Below is some material; transcribe all of it exactly.

═════ Dataset excerpts ═════

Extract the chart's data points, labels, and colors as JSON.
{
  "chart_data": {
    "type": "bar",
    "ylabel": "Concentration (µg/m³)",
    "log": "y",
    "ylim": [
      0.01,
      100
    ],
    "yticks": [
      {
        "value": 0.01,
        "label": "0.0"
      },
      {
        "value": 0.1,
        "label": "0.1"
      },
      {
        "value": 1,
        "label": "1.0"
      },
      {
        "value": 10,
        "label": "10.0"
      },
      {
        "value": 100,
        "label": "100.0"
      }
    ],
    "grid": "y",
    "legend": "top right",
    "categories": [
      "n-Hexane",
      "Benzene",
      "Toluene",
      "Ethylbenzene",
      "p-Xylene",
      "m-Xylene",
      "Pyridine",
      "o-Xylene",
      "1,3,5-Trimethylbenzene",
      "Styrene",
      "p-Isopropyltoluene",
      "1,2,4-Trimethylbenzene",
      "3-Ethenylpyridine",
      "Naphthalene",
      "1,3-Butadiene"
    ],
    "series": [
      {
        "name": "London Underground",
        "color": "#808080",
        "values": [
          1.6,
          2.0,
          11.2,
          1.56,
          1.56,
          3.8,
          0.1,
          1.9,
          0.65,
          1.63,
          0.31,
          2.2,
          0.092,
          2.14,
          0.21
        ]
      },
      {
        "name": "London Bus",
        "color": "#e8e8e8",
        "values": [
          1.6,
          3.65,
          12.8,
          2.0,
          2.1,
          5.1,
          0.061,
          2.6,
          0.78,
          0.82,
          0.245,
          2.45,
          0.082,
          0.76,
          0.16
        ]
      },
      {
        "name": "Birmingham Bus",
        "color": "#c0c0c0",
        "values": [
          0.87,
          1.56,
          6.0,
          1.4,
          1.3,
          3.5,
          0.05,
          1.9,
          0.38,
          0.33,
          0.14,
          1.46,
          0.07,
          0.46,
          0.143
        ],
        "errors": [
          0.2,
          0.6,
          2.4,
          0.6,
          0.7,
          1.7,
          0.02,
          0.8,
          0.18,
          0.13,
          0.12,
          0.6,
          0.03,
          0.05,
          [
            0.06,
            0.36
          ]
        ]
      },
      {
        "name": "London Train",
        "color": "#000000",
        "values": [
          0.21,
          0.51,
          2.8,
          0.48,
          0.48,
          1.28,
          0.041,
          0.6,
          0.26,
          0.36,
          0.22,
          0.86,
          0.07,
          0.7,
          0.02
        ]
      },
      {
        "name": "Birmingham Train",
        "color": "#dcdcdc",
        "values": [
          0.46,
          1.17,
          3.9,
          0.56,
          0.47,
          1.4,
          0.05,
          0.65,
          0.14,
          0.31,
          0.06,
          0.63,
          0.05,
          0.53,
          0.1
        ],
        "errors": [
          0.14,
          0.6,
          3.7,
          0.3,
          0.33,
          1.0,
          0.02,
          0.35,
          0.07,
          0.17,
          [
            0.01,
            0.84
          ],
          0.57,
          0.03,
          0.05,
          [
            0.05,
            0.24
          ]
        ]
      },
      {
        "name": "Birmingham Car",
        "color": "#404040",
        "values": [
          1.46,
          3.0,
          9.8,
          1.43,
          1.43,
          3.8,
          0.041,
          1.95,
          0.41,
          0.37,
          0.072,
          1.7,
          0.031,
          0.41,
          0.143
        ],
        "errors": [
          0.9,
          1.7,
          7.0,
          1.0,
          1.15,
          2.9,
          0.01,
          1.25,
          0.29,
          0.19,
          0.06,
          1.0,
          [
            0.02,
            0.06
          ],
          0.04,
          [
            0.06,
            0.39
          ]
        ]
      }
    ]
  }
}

═════

■ Result
Extract the chart's data points, labels, and colors as JSON.
{
  "chart_data": {
    "type": "bar",
    "ylabel": "Concentration (µg/m³)",
    "log": "y",
    "ylim": [
      0.01,
      100
    ],
    "yticks": [
      {
        "value": 0.01,
        "label": "0.0"
      },
      {
        "value": 0.1,
        "label": "0.1"
      },
      {
        "value": 1,
        "label": "1.0"
      },
      {
        "value": 10,
        "label": "10.0"
      },
      {
        "value": 100,
        "label": "100.0"
      }
    ],
    "grid": "y",
    "legend": "top right",
    "categories": [
      "n-Hexane",
      "Benzene",
      "Toluene",
      "Ethylbenzene",
      "p-Xylene",
      "m-Xylene",
      "Pyridine",
      "o-Xylene",
      "1,3,5-Trimethylbenzene",
      "Styrene",
      "p-Isopropyltoluene",
      "1,2,4-Trimethylbenzene",
      "3-Ethenylpyridine",
      "Naphthalene",
      "1,3-Butadiene"
    ],
    "series": [
      {
        "name": "London Underground",
        "color": "#808080",
        "values": [
          1.6,
          2.0,
          11.2,
          1.56,
          1.56,
          3.8,
          0.1,
          1.9,
          0.65,
          1.63,
          0.31,
          2.2,
          0.092,
          2.14,
          0.21
        ]
      },
      {
        "name": "London Bus",
        "color": "#e8e8e8",
        "values": [
          1.6,
          3.65,
          12.8,
          2.0,
          2.1,
          5.1,
          0.061,
          2.6,
          0.78,
          0.82,
          0.245,
          2.45,
          0.082,
          0.76,
          0.16
        ]
      },
      {
        "name": "Birmingham Bus",
        "color": "#c0c0c0",
        "values": [
          0.87,
          1.56,
          6.0,
          1.4,
          1.3,
          3.5,
          0.05,
          1.9,
          0.38,
          0.33,
          0.14,
          1.46,
          0.07,
          0.46,
          0.143
        ],
        "errors": [
          0.2,
          0.6,
          2.4,
          0.6,
          0.7,
          1.7,
          0.02,
          0.8,
          0.18,
          0.13,
          0.12,
          0.6,
          0.03,
          0.05,
          [
            0.06,
            0.36
          ]
        ]
      },
      {
        "name": "London Train",
        "color": "#000000",
        "values": [
          0.21,
          0.51,
          2.8,
          0.48,
          0.48,
          1.28,
          0.041,
          0.6,
          0.26,
          0.36,
          0.22,
          0.86,
          0.07,
          0.7,
          0.02
        ]
      },
      {
        "name": "Birmingham Train",
        "color": "#dcdcdc",
        "values": [
          0.46,
          1.17,
          3.9,
          0.56,
          0.47,
          1.4,
          0.05,
          0.65,
          0.14,
          0.31,
          0.06,
          0.63,
          0.05,
          0.53,
          0.1
        ],
        "errors": [
          0.14,
          0.6,
          3.7,
          0.3,
          0.33,
          1.0,
          0.02,
          0.35,
          0.07,
          0.17,
          [
            0.01,
            0.84
          ],
          0.57,
          0.03,
          0.05,
          [
            0.05,
            0.24
          ]
        ]
      },
      {
        "name": "Birmingham Car",
        "color": "#404040",
        "values": [
          1.46,
          3.0,
          9.8,
          1.43,
          1.43,
          3.8,
          0.041,
          1.95,
          0.41,
          0.37,
          0.072,
          1.7,
          0.031,
          0.41,
          0.143
        ],
        "errors": [
          0.9,
          1.7,
          7.0,
          1.0,
          1.15,
          2.9,
          0.01,
          1.25,
          0.29,
          0.19,
          0.06,
          1.0,
          [
            0.02,
            0.06
          ],
          0.04,
          [
            0.06,
            0.39
          ]
        ]
      }
    ]
  }
}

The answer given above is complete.